>> start RECORDS SUPPLIED
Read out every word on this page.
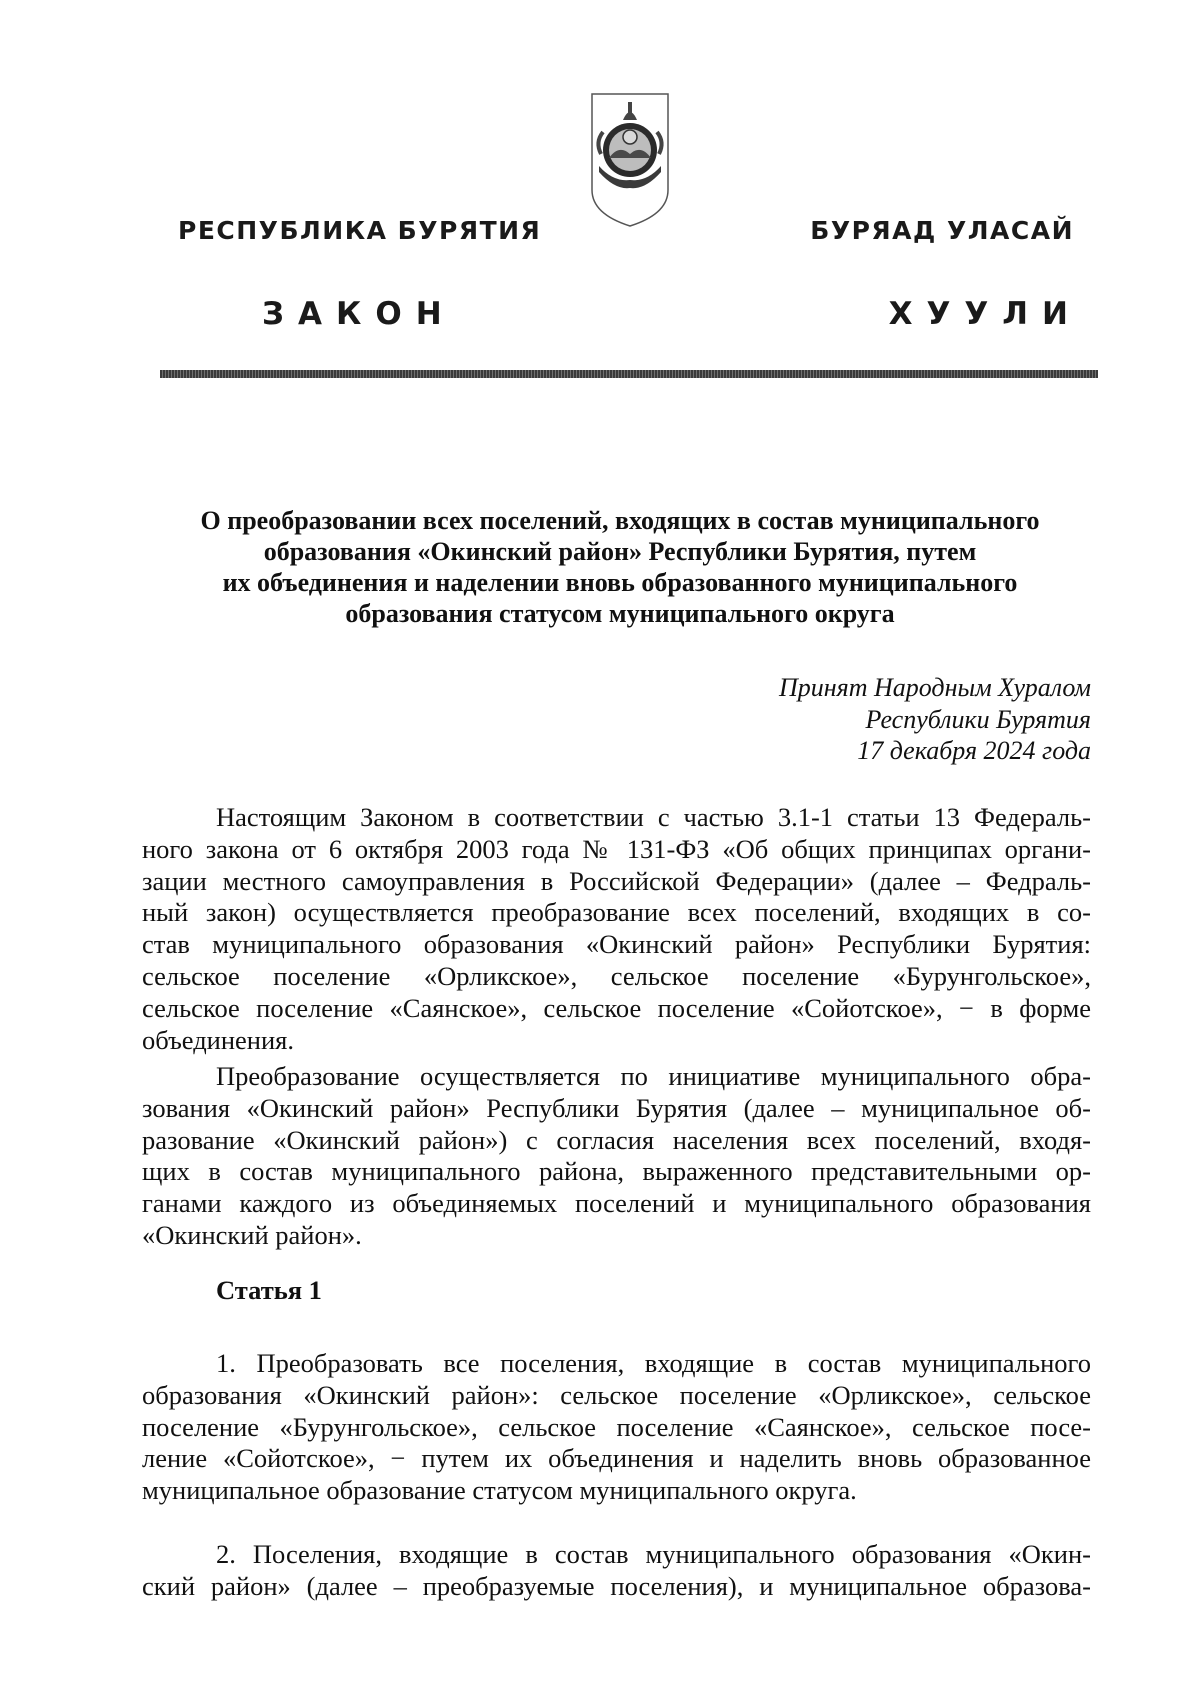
РЕСПУБЛИКА БУРЯТИЯ	БУРЯАД УЛАСАЙ
ЗАКОН	ХУУЛИ
О преобразовании всех поселений, входящих в состав муниципального
образования «Окинский район» Республики Бурятия, путем
их объединения и наделении вновь образованного муниципального
образования статусом муниципального округа
Принят Народным Хуралом
Республики Бурятия
17 декабря 2024 года
Настоящим Законом в соответствии с частью 3.1-1 статьи 13 Федераль-
ного закона от 6 октября 2003 года № 131-ФЗ «Об общих принципах органи-
зации местного самоуправления в Российской Федерации» (далее – Федраль-
ный закон) осуществляется преобразование всех поселений, входящих в со-
став муниципального образования «Окинский район» Республики Бурятия:
сельское поселение «Орликское», сельское поселение «Бурунгольское»,
сельское поселение «Саянское», сельское поселение «Сойотское», − в форме
объединения.
Преобразование осуществляется по инициативе муниципального обра-
зования «Окинский район» Республики Бурятия (далее – муниципальное об-
разование «Окинский район») с согласия населения всех поселений, входя-
щих в состав муниципального района, выраженного представительными ор-
ганами каждого из объединяемых поселений и муниципального образования
«Окинский район».
Статья 1
1. Преобразовать все поселения, входящие в состав муниципального
образования «Окинский район»: сельское поселение «Орликское», сельское
поселение «Бурунгольское», сельское поселение «Саянское», сельское посе-
ление «Сойотское», − путем их объединения и наделить вновь образованное
муниципальное образование статусом муниципального округа.
2. Поселения, входящие в состав муниципального образования «Окин-
ский район» (далее – преобразуемые поселения), и муниципальное образова-
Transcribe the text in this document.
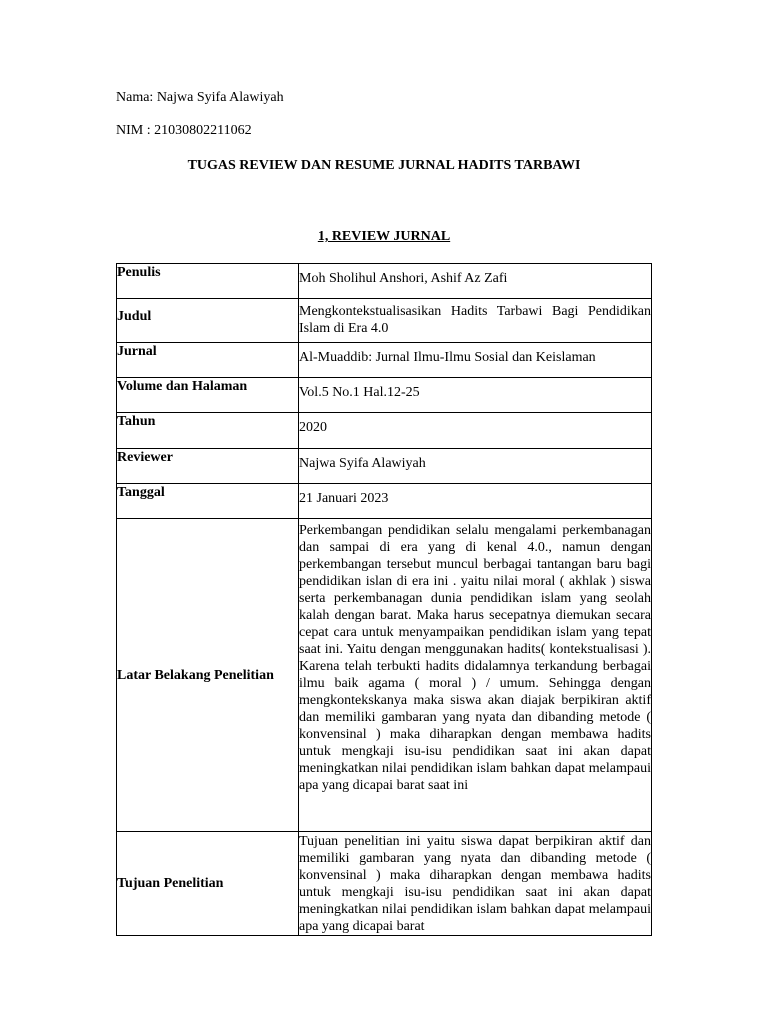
Nama: Najwa Syifa Alawiyah
NIM : 21030802211062
TUGAS REVIEW DAN RESUME JURNAL HADITS TARBAWI
1, REVIEW JURNAL
Penulis	Moh Sholihul Anshori, Ashif Az Zafi

Judul	Mengkontekstualisasikan Hadits Tarbawi Bagi Pendidikan Islam di Era 4.0

Jurnal	Al-Muaddib: Jurnal Ilmu-Ilmu Sosial dan Keislaman

Volume dan Halaman	Vol.5 No.1 Hal.12-25

Tahun	2020

Reviewer	Najwa Syifa Alawiyah

Tanggal	21 Januari 2023

Latar Belakang Penelitian	Perkembangan pendidikan selalu mengalami perkembanagan dan sampai di era yang di kenal 4.0., namun dengan perkembangan tersebut muncul berbagai tantangan baru bagi pendidikan islan di era ini . yaitu nilai moral ( akhlak ) siswa serta perkembanagan dunia pendidikan islam yang seolah kalah dengan barat. Maka harus secepatnya diemukan secara cepat cara untuk menyampaikan pendidikan islam yang tepat saat ini. Yaitu dengan menggunakan hadits( kontekstualisasi ). Karena telah terbukti hadits didalamnya terkandung berbagai ilmu baik agama ( moral ) / umum. Sehingga dengan mengkontekskanya maka siswa akan diajak berpikiran aktif dan memiliki gambaran yang nyata dan dibanding metode ( konvensinal ) maka diharapkan dengan membawa hadits untuk mengkaji isu-isu pendidikan saat ini akan dapat meningkatkan nilai pendidikan islam bahkan dapat melampaui apa yang dicapai barat saat ini

Tujuan Penelitian	Tujuan penelitian ini yaitu siswa dapat berpikiran aktif dan memiliki gambaran yang nyata dan dibanding metode ( konvensinal ) maka diharapkan dengan membawa hadits untuk mengkaji isu-isu pendidikan saat ini akan dapat meningkatkan nilai pendidikan islam bahkan dapat melampaui apa yang dicapai barat
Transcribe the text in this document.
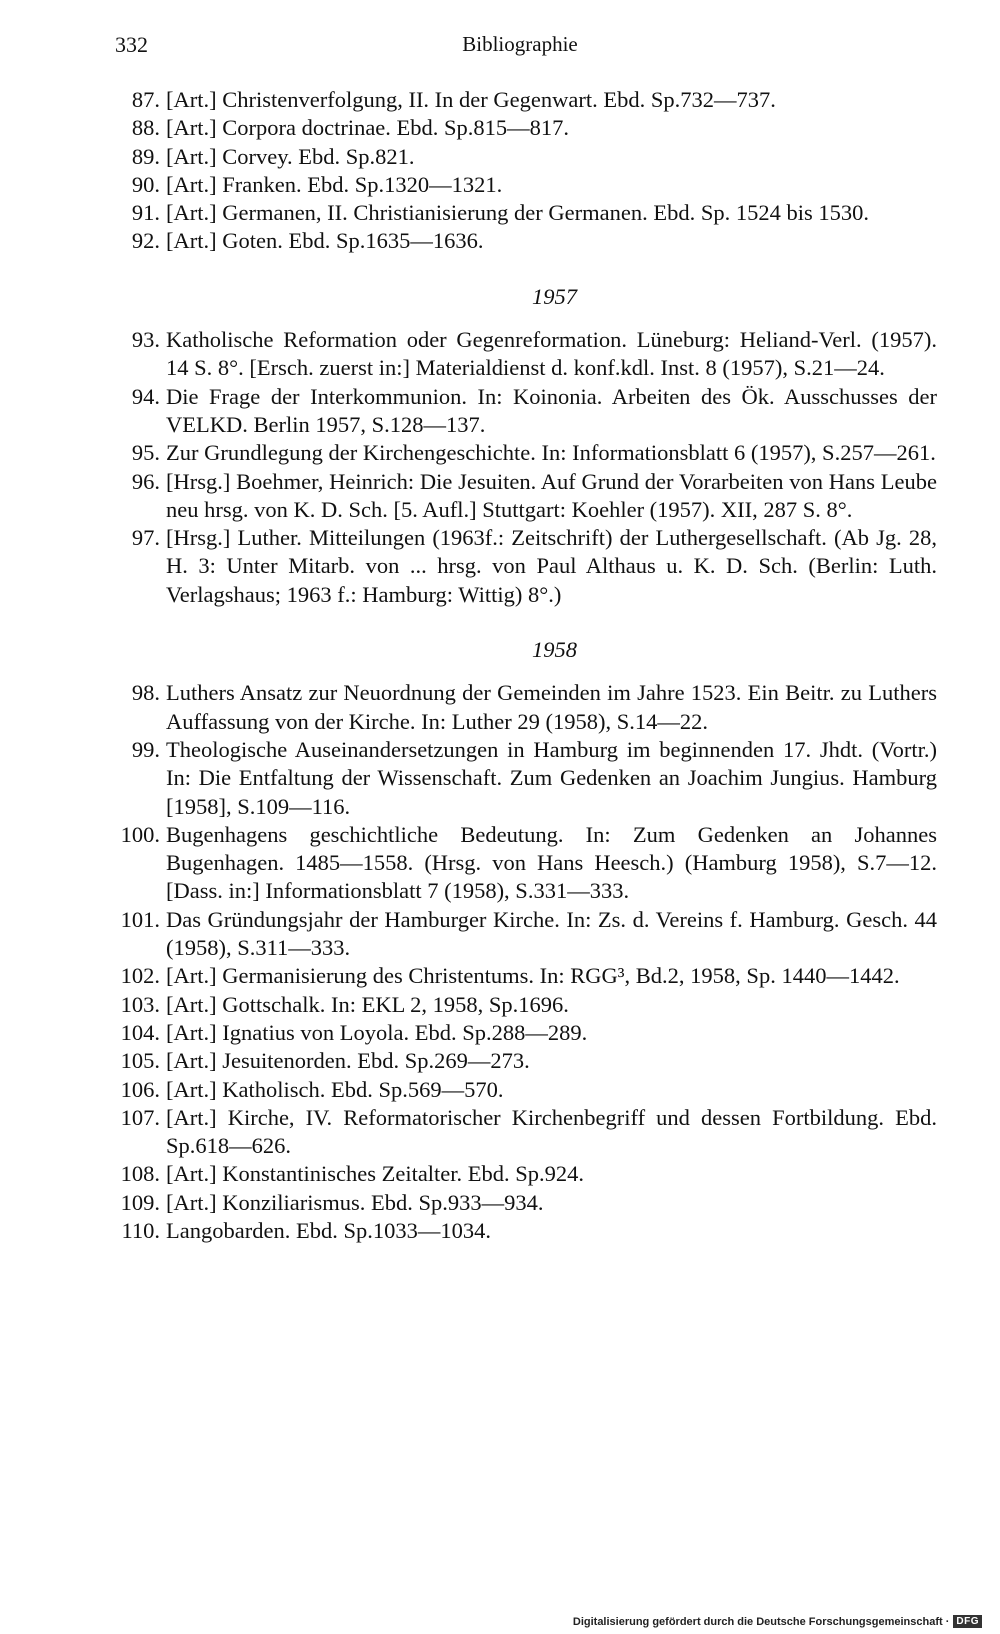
332	Bibliographie
87. [Art.] Christenverfolgung, II. In der Gegenwart. Ebd. Sp.732—737.
88. [Art.] Corpora doctrinae. Ebd. Sp.815—817.
89. [Art.] Corvey. Ebd. Sp.821.
90. [Art.] Franken. Ebd. Sp.1320—1321.
91. [Art.] Germanen, II. Christianisierung der Germanen. Ebd. Sp. 1524 bis 1530.
92. [Art.] Goten. Ebd. Sp.1635—1636.
1957
93. Katholische Reformation oder Gegenreformation. Lüneburg: Heliand-Verl. (1957). 14 S. 8°. [Ersch. zuerst in:] Materialdienst d. konf.kdl. Inst. 8 (1957), S.21—24.
94. Die Frage der Interkommunion. In: Koinonia. Arbeiten des Ök. Ausschusses der VELKD. Berlin 1957, S.128—137.
95. Zur Grundlegung der Kirchengeschichte. In: Informationsblatt 6 (1957), S.257—261.
96. [Hrsg.] Boehmer, Heinrich: Die Jesuiten. Auf Grund der Vorarbeiten von Hans Leube neu hrsg. von K. D. Sch. [5. Aufl.] Stuttgart: Koehler (1957). XII, 287 S. 8°.
97. [Hrsg.] Luther. Mitteilungen (1963f.: Zeitschrift) der Luthergesellschaft. (Ab Jg. 28, H. 3: Unter Mitarb. von ... hrsg. von Paul Althaus u. K. D. Sch. (Berlin: Luth. Verlagshaus; 1963 f.: Hamburg: Wittig) 8°.)
1958
98. Luthers Ansatz zur Neuordnung der Gemeinden im Jahre 1523. Ein Beitr. zu Luthers Auffassung von der Kirche. In: Luther 29 (1958), S.14—22.
99. Theologische Auseinandersetzungen in Hamburg im beginnenden 17. Jhdt. (Vortr.) In: Die Entfaltung der Wissenschaft. Zum Gedenken an Joachim Jungius. Hamburg [1958], S.109—116.
100. Bugenhagens geschichtliche Bedeutung. In: Zum Gedenken an Johannes Bugenhagen. 1485—1558. (Hrsg. von Hans Heesch.) (Hamburg 1958), S.7—12. [Dass. in:] Informationsblatt 7 (1958), S.331—333.
101. Das Gründungsjahr der Hamburger Kirche. In: Zs. d. Vereins f. Hamburg. Gesch. 44 (1958), S.311—333.
102. [Art.] Germanisierung des Christentums. In: RGG³, Bd.2, 1958, Sp. 1440—1442.
103. [Art.] Gottschalk. In: EKL 2, 1958, Sp.1696.
104. [Art.] Ignatius von Loyola. Ebd. Sp.288—289.
105. [Art.] Jesuitenorden. Ebd. Sp.269—273.
106. [Art.] Katholisch. Ebd. Sp.569—570.
107. [Art.] Kirche, IV. Reformatorischer Kirchenbegriff und dessen Fortbildung. Ebd. Sp.618—626.
108. [Art.] Konstantinisches Zeitalter. Ebd. Sp.924.
109. [Art.] Konziliarismus. Ebd. Sp.933—934.
110. Langobarden. Ebd. Sp.1033—1034.
Digitalisierung gefördert durch die Deutsche Forschungsgemeinschaft · DFG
>> end RECORDS SUPPLIED
TASK STATEMENT: Identify every line above that includes the word "Alawiyah", and show those lines.

SOLUTION TO THE PROBLEM:
Nama: Najwa Syifa Alawiyah
Reviewer	Najwa Syifa Alawiyah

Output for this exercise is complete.